>> Start

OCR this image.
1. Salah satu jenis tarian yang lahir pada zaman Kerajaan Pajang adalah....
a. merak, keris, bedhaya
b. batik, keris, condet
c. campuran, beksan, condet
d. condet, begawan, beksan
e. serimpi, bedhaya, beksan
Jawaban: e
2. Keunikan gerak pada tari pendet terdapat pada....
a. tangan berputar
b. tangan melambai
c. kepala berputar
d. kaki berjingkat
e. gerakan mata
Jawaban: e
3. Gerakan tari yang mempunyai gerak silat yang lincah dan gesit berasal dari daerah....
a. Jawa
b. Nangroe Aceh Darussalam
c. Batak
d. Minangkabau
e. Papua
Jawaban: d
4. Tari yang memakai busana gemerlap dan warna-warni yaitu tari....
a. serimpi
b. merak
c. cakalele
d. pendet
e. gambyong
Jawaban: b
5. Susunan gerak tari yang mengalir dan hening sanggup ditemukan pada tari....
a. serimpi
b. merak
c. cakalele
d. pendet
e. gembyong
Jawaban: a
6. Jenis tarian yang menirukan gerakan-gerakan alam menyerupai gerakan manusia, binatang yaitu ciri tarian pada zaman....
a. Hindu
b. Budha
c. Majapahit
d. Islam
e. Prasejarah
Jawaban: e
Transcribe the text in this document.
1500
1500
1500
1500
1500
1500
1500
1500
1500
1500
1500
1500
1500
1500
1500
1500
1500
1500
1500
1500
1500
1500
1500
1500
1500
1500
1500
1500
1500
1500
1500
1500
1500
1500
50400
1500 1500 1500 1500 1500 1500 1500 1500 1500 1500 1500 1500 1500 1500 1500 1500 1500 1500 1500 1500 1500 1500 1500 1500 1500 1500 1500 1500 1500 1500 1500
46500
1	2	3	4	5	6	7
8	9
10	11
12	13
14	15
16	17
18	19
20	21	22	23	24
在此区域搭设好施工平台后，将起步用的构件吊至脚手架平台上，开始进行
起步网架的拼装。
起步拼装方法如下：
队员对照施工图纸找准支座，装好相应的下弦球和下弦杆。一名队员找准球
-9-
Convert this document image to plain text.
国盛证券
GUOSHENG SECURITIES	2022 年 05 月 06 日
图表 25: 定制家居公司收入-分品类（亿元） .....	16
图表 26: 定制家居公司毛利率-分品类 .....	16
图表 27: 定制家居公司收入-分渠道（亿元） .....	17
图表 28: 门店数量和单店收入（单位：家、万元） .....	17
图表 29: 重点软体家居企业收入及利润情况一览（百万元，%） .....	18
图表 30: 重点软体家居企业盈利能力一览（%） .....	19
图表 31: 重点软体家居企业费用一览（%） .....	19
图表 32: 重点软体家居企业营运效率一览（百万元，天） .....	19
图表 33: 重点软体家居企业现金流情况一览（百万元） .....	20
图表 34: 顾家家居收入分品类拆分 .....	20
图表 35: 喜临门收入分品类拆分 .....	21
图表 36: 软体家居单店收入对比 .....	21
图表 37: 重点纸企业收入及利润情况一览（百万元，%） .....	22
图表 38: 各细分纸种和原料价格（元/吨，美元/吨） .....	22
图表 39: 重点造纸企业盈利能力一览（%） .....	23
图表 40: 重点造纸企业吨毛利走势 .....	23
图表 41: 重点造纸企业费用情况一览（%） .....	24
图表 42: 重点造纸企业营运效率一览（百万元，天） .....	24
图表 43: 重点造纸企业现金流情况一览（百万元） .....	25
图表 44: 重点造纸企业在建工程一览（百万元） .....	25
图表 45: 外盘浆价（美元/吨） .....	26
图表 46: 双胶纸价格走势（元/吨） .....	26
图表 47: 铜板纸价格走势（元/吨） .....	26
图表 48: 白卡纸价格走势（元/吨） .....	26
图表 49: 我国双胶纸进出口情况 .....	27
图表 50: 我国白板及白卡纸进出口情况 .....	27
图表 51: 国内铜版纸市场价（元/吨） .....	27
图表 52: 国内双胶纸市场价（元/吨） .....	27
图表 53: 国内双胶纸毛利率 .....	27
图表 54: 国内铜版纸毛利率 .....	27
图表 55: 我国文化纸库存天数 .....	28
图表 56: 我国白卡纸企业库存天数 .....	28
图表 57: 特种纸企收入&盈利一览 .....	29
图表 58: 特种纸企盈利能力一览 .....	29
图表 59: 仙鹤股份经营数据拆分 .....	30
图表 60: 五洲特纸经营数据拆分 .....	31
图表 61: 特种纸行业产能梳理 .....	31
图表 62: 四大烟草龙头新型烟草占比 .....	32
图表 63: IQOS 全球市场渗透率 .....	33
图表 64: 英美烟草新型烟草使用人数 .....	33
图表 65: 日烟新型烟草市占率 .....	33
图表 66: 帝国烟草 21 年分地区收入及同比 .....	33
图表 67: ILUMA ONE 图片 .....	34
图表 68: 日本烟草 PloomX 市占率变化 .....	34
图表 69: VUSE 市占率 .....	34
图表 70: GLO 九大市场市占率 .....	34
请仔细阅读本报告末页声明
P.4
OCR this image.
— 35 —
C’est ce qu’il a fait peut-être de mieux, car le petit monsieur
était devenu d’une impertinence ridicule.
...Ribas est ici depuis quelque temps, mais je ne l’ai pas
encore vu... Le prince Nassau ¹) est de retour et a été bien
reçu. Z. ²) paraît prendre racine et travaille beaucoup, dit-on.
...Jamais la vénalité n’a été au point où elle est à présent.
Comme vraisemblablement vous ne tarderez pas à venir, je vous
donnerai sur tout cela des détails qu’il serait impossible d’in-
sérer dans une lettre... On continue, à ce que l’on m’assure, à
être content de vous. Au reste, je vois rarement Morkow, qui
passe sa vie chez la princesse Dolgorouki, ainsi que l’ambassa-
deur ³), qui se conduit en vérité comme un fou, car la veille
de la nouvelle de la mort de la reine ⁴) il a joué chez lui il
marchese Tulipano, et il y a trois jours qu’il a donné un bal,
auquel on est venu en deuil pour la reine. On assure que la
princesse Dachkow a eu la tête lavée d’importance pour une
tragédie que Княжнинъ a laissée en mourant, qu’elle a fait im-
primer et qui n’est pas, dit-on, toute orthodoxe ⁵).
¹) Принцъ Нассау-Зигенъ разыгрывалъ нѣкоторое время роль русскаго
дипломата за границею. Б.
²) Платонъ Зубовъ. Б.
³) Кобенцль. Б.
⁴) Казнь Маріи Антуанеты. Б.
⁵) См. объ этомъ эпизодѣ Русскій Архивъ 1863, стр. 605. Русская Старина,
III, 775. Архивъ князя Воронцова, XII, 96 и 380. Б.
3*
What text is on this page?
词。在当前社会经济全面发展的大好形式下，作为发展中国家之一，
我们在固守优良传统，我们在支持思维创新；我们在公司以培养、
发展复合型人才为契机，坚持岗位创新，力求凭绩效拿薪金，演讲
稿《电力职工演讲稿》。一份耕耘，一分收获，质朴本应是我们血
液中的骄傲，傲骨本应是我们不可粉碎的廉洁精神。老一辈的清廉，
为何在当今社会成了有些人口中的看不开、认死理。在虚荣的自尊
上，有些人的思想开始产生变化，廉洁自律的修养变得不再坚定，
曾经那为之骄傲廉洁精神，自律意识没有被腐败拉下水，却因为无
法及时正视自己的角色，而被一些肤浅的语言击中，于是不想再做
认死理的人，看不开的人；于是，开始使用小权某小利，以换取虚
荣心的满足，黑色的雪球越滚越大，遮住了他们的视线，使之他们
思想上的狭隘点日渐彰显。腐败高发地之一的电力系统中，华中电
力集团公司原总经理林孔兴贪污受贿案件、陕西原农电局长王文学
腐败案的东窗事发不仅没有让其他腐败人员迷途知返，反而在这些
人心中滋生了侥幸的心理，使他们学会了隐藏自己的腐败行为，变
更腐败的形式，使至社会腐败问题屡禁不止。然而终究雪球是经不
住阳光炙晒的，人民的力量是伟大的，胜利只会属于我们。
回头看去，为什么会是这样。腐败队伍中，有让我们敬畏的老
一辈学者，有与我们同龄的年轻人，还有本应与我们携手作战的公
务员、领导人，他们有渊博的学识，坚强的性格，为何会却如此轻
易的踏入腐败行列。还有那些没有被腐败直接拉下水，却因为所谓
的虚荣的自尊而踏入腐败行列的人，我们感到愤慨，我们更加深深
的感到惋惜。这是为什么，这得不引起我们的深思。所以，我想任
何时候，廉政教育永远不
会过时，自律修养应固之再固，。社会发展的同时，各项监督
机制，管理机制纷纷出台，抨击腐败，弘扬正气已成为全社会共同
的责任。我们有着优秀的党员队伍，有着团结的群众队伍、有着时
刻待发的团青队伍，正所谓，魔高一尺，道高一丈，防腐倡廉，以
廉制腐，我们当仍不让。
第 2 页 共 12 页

>> End

What is required – In the listing, how many lines hold "vous"? Answer with a bare number.

Complete answer – 2